>> begin

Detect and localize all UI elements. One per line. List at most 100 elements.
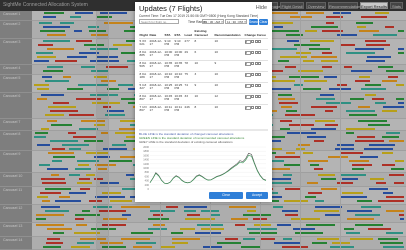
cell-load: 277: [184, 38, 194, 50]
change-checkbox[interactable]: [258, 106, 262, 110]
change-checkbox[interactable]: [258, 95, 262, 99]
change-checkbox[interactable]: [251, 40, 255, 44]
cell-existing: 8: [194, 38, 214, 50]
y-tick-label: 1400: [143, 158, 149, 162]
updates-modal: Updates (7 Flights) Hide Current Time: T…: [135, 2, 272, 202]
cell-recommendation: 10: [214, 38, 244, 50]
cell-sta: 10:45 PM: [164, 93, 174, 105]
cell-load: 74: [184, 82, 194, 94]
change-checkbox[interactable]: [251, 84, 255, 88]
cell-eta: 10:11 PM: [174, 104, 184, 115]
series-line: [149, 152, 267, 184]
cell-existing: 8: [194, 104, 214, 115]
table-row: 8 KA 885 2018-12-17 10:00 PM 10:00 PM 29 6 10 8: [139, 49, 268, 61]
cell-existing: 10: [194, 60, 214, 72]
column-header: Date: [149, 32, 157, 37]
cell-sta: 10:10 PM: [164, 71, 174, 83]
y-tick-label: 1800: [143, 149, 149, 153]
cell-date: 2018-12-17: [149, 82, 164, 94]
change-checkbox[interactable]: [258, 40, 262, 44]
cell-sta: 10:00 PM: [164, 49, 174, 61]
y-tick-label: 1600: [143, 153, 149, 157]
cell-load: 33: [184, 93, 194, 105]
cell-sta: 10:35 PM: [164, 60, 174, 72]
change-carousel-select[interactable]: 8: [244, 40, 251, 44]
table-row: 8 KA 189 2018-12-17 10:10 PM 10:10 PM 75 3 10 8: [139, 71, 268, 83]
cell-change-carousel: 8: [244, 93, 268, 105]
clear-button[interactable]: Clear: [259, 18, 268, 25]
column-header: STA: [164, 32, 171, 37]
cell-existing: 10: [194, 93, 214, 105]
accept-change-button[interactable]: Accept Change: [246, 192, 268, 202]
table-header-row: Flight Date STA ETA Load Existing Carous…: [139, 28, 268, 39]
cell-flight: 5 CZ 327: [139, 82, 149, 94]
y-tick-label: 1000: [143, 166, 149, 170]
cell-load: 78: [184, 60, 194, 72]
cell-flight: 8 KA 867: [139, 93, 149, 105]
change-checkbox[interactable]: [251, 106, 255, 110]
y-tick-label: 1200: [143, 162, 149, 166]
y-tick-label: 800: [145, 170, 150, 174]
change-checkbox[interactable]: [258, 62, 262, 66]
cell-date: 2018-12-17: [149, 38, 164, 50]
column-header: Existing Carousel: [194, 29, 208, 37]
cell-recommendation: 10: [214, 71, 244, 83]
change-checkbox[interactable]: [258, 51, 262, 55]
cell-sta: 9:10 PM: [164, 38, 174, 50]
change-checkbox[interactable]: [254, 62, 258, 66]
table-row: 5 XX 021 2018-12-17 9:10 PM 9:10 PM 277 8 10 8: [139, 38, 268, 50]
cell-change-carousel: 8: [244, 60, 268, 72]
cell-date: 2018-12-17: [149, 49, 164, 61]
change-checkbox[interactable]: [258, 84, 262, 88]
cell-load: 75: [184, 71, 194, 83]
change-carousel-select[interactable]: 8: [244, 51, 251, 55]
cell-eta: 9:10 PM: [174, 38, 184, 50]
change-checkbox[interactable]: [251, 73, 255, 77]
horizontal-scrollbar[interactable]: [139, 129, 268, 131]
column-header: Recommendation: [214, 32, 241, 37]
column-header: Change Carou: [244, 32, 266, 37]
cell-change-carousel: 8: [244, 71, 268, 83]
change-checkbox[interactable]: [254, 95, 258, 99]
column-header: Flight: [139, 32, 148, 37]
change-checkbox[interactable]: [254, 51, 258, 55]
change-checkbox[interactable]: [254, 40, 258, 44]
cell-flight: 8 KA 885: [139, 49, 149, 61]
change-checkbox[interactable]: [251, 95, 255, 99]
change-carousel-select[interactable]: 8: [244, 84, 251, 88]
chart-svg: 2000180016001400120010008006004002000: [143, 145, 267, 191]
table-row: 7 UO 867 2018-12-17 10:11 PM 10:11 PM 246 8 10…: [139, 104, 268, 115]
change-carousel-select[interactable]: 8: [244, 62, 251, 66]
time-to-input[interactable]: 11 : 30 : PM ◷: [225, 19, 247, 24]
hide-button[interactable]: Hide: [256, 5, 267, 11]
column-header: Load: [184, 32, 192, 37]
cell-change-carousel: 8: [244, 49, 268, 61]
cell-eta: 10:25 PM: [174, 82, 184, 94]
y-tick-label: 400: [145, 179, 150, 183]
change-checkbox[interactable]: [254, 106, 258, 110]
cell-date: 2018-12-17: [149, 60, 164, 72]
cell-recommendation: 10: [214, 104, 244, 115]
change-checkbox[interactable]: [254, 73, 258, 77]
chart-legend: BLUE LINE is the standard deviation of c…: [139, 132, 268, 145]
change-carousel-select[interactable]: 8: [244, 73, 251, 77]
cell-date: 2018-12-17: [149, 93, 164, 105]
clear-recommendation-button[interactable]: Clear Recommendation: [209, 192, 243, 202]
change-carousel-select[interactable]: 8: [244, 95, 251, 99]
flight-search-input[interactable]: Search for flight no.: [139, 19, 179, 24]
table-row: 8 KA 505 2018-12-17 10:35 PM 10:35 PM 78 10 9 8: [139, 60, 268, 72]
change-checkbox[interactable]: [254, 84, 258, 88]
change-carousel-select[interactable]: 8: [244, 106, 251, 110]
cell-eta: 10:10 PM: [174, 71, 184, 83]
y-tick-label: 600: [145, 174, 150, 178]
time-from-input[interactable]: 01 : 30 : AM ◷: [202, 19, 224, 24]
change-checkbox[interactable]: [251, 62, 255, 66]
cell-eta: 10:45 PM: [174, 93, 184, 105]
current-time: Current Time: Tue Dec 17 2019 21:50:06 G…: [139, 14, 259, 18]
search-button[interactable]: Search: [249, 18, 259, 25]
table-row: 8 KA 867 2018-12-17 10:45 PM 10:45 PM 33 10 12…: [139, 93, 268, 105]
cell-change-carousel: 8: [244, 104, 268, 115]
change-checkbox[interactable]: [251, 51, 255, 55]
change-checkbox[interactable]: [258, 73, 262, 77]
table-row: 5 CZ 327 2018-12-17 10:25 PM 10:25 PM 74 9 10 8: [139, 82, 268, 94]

>> end
>> begin

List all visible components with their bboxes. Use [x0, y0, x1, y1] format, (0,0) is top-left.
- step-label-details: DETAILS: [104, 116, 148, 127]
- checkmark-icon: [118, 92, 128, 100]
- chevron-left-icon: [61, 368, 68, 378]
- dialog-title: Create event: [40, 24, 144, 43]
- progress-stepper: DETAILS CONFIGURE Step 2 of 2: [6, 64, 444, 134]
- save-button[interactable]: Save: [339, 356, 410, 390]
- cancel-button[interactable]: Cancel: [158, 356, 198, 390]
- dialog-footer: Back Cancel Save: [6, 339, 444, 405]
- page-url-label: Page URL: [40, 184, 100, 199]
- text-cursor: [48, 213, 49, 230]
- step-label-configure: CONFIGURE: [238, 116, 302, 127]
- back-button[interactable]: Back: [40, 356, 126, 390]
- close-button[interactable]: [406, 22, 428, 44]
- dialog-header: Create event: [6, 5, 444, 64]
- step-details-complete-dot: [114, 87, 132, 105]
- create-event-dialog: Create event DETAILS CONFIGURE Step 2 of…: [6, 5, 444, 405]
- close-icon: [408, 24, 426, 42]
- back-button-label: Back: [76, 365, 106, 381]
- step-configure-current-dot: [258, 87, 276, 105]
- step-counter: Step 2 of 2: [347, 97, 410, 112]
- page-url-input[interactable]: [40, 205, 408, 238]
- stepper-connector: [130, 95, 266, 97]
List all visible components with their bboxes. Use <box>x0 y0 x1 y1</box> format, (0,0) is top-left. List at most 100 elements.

>> end
>> begin

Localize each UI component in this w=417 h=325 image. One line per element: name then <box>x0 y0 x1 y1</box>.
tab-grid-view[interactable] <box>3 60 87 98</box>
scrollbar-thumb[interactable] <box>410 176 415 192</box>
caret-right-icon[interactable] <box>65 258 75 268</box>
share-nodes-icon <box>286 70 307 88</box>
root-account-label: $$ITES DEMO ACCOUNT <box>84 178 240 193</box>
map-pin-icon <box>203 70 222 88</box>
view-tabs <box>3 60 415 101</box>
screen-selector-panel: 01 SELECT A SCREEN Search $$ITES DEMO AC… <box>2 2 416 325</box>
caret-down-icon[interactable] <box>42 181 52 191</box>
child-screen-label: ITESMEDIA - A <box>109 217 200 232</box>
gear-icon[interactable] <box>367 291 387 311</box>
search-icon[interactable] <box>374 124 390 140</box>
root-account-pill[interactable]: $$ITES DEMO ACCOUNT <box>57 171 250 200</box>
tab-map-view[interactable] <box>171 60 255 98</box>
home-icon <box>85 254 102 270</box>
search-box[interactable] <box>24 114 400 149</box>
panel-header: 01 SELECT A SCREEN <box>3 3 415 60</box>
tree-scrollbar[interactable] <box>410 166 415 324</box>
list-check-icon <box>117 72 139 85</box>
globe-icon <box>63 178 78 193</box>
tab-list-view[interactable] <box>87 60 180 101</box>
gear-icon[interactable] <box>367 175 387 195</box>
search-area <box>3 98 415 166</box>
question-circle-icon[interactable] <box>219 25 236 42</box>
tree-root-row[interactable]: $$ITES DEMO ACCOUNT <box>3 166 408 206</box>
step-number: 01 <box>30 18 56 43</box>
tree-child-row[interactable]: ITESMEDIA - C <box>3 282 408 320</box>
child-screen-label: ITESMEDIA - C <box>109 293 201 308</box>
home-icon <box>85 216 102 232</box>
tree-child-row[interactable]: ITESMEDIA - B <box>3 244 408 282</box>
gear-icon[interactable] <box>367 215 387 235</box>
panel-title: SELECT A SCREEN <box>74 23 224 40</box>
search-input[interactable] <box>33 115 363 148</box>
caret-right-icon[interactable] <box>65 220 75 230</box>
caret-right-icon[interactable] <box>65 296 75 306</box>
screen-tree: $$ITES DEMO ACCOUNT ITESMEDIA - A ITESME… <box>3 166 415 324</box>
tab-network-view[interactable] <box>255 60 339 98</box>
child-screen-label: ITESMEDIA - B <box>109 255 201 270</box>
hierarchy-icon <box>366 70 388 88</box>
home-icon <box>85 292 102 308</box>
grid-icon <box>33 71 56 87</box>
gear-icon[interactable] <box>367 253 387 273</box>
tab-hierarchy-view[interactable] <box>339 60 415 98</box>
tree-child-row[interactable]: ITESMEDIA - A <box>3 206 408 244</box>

>> end

* GOAL
Change "cell-existing" to "cell-current" in the items, starting at the line containing "Detect and localize" and ending at the line containing "cell-date: 2018-12-17: [149, 82, 164, 94]", and give those lines again with nothing else altered. Leave the pictures out of your answer.

* COMPLETE ANSWER
Detect and localize all UI elements. One per line. List at most 100 elements.
cell-load: 277: [184, 38, 194, 50]
change-checkbox[interactable]: [258, 106, 262, 110]
change-checkbox[interactable]: [258, 95, 262, 99]
change-checkbox[interactable]: [251, 40, 255, 44]
cell-current: 8: [194, 38, 214, 50]
y-tick-label: 1400: [143, 158, 149, 162]
updates-modal: Updates (7 Flights) Hide Current Time: T…: [135, 2, 272, 202]
cell-recommendation: 10: [214, 38, 244, 50]
cell-sta: 10:45 PM: [164, 93, 174, 105]
cell-load: 74: [184, 82, 194, 94]
change-checkbox[interactable]: [251, 84, 255, 88]
cell-eta: 10:11 PM: [174, 104, 184, 115]
series-line: [149, 152, 267, 184]
cell-current: 8: [194, 104, 214, 115]
table-row: 8 KA 885 2018-12-17 10:00 PM 10:00 PM 29 6 10 8: [139, 49, 268, 61]
cell-current: 10: [194, 60, 214, 72]
column-header: Date: [149, 32, 157, 37]
cell-sta: 10:10 PM: [164, 71, 174, 83]
y-tick-label: 1800: [143, 149, 149, 153]
cell-date: 2018-12-17: [149, 82, 164, 94]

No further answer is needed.